== REQUEST ==
Go through the lines below and copy each one that holds the string "JSON".

== ENTRIES ==

○ ○ ○ ○

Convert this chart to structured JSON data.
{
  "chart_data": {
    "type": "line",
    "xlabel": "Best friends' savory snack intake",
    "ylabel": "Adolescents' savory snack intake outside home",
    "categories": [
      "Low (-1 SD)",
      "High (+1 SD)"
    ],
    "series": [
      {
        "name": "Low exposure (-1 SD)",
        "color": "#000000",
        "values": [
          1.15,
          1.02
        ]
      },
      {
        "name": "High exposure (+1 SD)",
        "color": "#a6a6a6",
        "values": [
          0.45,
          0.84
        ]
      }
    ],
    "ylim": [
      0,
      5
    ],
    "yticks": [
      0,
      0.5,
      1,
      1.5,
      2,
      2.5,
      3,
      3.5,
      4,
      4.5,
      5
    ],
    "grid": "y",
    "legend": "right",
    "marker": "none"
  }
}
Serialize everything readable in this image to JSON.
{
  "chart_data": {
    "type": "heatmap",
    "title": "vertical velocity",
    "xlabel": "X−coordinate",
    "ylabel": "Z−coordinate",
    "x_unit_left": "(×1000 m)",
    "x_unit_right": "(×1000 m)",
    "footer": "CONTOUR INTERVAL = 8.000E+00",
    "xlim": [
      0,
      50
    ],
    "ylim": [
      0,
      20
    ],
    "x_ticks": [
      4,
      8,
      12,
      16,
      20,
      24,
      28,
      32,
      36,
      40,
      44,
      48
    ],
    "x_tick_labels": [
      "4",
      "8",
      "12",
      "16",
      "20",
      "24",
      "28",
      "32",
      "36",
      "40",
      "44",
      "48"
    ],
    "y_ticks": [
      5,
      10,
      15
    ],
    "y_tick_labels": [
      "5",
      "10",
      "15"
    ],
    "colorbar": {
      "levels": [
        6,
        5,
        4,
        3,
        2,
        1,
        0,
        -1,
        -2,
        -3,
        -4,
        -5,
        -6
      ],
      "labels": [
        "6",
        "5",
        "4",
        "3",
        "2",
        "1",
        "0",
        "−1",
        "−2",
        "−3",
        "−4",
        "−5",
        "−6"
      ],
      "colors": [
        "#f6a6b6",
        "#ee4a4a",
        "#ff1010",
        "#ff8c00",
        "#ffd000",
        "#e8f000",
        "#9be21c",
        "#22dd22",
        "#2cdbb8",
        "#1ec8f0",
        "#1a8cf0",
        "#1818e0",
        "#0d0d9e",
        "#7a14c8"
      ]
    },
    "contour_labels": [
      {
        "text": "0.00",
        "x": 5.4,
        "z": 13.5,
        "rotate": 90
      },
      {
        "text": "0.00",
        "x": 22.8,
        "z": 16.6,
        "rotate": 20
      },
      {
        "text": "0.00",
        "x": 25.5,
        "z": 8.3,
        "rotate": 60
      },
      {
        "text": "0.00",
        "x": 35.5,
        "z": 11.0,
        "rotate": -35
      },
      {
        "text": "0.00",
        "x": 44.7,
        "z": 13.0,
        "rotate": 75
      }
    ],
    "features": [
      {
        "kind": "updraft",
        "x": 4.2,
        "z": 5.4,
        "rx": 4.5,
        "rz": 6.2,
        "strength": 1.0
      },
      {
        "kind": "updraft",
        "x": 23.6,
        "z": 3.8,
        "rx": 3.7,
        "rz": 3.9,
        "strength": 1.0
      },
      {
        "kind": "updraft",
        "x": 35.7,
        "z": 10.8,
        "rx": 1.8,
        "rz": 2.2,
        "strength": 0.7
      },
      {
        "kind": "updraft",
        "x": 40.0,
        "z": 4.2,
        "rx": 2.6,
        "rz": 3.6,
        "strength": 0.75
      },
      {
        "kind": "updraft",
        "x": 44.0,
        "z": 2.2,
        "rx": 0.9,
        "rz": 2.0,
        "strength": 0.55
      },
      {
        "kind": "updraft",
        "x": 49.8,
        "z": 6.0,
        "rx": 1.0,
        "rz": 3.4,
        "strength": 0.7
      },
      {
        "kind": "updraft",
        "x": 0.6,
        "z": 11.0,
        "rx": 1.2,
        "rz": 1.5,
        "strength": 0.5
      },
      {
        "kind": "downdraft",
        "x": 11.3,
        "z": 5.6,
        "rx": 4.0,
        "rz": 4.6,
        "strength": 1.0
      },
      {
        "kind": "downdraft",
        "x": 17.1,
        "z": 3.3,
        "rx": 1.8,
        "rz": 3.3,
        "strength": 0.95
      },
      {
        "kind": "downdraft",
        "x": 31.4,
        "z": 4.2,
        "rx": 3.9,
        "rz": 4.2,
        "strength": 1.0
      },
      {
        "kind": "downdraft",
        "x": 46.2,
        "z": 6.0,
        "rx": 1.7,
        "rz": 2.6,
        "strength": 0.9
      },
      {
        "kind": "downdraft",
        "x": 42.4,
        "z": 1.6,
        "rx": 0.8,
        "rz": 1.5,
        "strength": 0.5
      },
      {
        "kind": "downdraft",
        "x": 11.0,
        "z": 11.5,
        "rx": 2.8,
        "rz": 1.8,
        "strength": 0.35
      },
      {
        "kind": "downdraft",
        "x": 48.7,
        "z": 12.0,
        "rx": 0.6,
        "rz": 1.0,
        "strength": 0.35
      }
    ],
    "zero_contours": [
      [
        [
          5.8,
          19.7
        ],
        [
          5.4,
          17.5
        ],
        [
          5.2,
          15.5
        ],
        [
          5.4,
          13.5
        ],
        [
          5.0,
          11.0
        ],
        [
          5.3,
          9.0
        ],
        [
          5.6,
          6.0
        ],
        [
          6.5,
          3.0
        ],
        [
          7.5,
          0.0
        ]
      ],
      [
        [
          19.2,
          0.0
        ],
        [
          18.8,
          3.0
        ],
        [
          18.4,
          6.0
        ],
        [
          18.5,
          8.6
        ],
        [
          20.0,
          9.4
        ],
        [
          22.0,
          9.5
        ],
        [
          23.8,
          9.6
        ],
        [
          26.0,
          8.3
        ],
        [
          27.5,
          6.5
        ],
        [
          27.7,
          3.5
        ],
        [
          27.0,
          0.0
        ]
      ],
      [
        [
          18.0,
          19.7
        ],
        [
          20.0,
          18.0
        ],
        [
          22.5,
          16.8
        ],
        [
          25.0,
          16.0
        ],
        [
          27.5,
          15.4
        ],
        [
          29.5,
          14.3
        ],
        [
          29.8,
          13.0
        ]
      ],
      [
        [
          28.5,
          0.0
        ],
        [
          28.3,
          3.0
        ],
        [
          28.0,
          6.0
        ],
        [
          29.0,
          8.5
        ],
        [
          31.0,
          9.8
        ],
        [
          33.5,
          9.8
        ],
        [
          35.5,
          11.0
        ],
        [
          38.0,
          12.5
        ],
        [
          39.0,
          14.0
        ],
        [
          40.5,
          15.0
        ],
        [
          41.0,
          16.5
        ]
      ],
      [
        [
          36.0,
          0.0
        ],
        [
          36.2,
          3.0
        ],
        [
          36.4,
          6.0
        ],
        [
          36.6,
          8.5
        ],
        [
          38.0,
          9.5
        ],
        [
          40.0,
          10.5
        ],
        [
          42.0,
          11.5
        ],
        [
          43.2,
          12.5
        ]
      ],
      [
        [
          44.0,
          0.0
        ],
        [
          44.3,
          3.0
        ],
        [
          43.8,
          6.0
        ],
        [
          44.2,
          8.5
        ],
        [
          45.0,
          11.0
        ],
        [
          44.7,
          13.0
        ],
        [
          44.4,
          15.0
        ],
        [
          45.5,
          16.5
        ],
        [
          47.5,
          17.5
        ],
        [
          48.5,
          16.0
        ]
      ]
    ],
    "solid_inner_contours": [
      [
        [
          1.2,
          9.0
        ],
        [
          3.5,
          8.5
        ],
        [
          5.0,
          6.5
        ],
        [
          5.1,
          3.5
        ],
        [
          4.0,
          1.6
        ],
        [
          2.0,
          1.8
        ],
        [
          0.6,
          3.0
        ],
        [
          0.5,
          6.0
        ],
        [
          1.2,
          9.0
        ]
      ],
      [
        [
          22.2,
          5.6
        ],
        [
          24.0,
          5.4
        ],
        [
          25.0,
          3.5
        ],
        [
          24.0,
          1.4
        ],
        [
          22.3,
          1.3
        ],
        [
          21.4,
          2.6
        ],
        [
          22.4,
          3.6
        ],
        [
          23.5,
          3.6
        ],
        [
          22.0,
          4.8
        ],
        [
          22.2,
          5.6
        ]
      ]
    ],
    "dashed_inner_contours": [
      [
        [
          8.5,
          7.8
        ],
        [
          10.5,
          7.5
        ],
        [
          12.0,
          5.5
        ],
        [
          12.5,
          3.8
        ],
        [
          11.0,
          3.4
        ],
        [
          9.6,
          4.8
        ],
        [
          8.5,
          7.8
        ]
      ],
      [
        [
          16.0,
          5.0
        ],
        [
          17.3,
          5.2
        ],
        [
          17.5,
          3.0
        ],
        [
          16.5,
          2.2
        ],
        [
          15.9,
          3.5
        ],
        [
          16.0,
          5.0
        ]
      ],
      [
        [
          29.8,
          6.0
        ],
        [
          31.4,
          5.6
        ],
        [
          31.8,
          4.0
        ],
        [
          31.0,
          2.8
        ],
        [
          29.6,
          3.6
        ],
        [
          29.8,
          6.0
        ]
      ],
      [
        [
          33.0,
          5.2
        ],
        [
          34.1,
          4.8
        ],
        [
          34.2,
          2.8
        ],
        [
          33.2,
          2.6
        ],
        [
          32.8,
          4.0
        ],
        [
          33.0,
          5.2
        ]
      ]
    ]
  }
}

○ ○ ○ ○

== OUTPUT FOR THIS TASK ==
Convert this chart to structured JSON data.
Serialize everything readable in this image to JSON.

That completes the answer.